▸ **TASK INSTRUCTIONS**
The records that follow need to be output exactly as they are.

________________________

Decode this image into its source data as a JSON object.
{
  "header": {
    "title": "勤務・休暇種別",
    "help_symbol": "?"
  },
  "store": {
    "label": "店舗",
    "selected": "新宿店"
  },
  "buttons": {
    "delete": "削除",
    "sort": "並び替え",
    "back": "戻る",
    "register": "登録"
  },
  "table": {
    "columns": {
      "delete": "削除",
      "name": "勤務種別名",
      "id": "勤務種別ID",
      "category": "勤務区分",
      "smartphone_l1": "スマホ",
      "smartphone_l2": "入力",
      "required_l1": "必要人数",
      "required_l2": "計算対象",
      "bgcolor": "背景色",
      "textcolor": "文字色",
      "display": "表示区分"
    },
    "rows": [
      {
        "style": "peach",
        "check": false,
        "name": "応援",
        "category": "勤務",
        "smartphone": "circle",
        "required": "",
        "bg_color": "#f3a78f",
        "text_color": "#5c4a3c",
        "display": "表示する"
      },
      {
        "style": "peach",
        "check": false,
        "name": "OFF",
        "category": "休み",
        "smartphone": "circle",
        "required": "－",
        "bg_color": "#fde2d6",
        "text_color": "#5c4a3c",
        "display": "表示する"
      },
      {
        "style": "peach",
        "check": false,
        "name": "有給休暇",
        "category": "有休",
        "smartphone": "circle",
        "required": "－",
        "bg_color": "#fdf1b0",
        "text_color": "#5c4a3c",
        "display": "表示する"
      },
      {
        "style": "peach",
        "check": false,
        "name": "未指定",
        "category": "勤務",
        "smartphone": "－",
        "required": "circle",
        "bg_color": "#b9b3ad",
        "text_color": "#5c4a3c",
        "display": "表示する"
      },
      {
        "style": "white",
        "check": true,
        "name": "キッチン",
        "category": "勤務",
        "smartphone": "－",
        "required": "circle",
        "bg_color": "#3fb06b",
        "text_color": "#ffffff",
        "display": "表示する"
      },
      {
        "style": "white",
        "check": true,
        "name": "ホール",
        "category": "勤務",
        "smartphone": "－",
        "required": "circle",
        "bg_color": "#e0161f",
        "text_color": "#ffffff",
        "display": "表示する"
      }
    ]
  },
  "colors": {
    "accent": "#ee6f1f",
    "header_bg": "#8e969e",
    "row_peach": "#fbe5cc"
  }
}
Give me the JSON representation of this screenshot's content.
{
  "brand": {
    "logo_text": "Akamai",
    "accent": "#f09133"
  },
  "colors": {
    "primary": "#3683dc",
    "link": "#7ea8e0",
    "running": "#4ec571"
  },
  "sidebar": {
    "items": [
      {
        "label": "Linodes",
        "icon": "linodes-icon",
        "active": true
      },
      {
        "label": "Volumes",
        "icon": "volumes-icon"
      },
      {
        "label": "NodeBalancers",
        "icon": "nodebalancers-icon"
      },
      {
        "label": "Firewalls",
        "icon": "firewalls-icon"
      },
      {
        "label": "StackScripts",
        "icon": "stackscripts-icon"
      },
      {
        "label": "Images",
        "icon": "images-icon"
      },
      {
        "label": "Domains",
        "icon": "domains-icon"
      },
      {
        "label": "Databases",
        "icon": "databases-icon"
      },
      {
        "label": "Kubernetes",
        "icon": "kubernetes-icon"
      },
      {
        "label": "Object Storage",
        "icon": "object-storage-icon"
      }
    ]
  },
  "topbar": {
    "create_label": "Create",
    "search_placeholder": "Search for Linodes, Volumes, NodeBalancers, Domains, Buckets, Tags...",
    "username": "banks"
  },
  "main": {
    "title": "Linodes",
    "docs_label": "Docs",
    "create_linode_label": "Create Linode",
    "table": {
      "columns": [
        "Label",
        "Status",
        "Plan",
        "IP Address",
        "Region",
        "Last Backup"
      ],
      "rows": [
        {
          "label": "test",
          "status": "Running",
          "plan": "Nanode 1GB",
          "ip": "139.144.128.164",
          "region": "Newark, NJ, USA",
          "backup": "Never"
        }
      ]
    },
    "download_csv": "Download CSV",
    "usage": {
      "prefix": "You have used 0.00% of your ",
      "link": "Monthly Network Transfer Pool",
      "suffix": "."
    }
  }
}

________________________

▸ **SOLUTION**
Decode this image into its source data as a JSON object.
{
  "header": {
    "title": "勤務・休暇種別",
    "help_symbol": "?"
  },
  "store": {
    "label": "店舗",
    "selected": "新宿店"
  },
  "buttons": {
    "delete": "削除",
    "sort": "並び替え",
    "back": "戻る",
    "register": "登録"
  },
  "table": {
    "columns": {
      "delete": "削除",
      "name": "勤務種別名",
      "id": "勤務種別ID",
      "category": "勤務区分",
      "smartphone_l1": "スマホ",
      "smartphone_l2": "入力",
      "required_l1": "必要人数",
      "required_l2": "計算対象",
      "bgcolor": "背景色",
      "textcolor": "文字色",
      "display": "表示区分"
    },
    "rows": [
      {
        "style": "peach",
        "check": false,
        "name": "応援",
        "category": "勤務",
        "smartphone": "circle",
        "required": "",
        "bg_color": "#f3a78f",
        "text_color": "#5c4a3c",
        "display": "表示する"
      },
      {
        "style": "peach",
        "check": false,
        "name": "OFF",
        "category": "休み",
        "smartphone": "circle",
        "required": "－",
        "bg_color": "#fde2d6",
        "text_color": "#5c4a3c",
        "display": "表示する"
      },
      {
        "style": "peach",
        "check": false,
        "name": "有給休暇",
        "category": "有休",
        "smartphone": "circle",
        "required": "－",
        "bg_color": "#fdf1b0",
        "text_color": "#5c4a3c",
        "display": "表示する"
      },
      {
        "style": "peach",
        "check": false,
        "name": "未指定",
        "category": "勤務",
        "smartphone": "－",
        "required": "circle",
        "bg_color": "#b9b3ad",
        "text_color": "#5c4a3c",
        "display": "表示する"
      },
      {
        "style": "white",
        "check": true,
        "name": "キッチン",
        "category": "勤務",
        "smartphone": "－",
        "required": "circle",
        "bg_color": "#3fb06b",
        "text_color": "#ffffff",
        "display": "表示する"
      },
      {
        "style": "white",
        "check": true,
        "name": "ホール",
        "category": "勤務",
        "smartphone": "－",
        "required": "circle",
        "bg_color": "#e0161f",
        "text_color": "#ffffff",
        "display": "表示する"
      }
    ]
  },
  "colors": {
    "accent": "#ee6f1f",
    "header_bg": "#8e969e",
    "row_peach": "#fbe5cc"
  }
}
Give me the JSON representation of this screenshot's content.
{
  "brand": {
    "logo_text": "Akamai",
    "accent": "#f09133"
  },
  "colors": {
    "primary": "#3683dc",
    "link": "#7ea8e0",
    "running": "#4ec571"
  },
  "sidebar": {
    "items": [
      {
        "label": "Linodes",
        "icon": "linodes-icon",
        "active": true
      },
      {
        "label": "Volumes",
        "icon": "volumes-icon"
      },
      {
        "label": "NodeBalancers",
        "icon": "nodebalancers-icon"
      },
      {
        "label": "Firewalls",
        "icon": "firewalls-icon"
      },
      {
        "label": "StackScripts",
        "icon": "stackscripts-icon"
      },
      {
        "label": "Images",
        "icon": "images-icon"
      },
      {
        "label": "Domains",
        "icon": "domains-icon"
      },
      {
        "label": "Databases",
        "icon": "databases-icon"
      },
      {
        "label": "Kubernetes",
        "icon": "kubernetes-icon"
      },
      {
        "label": "Object Storage",
        "icon": "object-storage-icon"
      }
    ]
  },
  "topbar": {
    "create_label": "Create",
    "search_placeholder": "Search for Linodes, Volumes, NodeBalancers, Domains, Buckets, Tags...",
    "username": "banks"
  },
  "main": {
    "title": "Linodes",
    "docs_label": "Docs",
    "create_linode_label": "Create Linode",
    "table": {
      "columns": [
        "Label",
        "Status",
        "Plan",
        "IP Address",
        "Region",
        "Last Backup"
      ],
      "rows": [
        {
          "label": "test",
          "status": "Running",
          "plan": "Nanode 1GB",
          "ip": "139.144.128.164",
          "region": "Newark, NJ, USA",
          "backup": "Never"
        }
      ]
    },
    "download_csv": "Download CSV",
    "usage": {
      "prefix": "You have used 0.00% of your ",
      "link": "Monthly Network Transfer Pool",
      "suffix": "."
    }
  }
}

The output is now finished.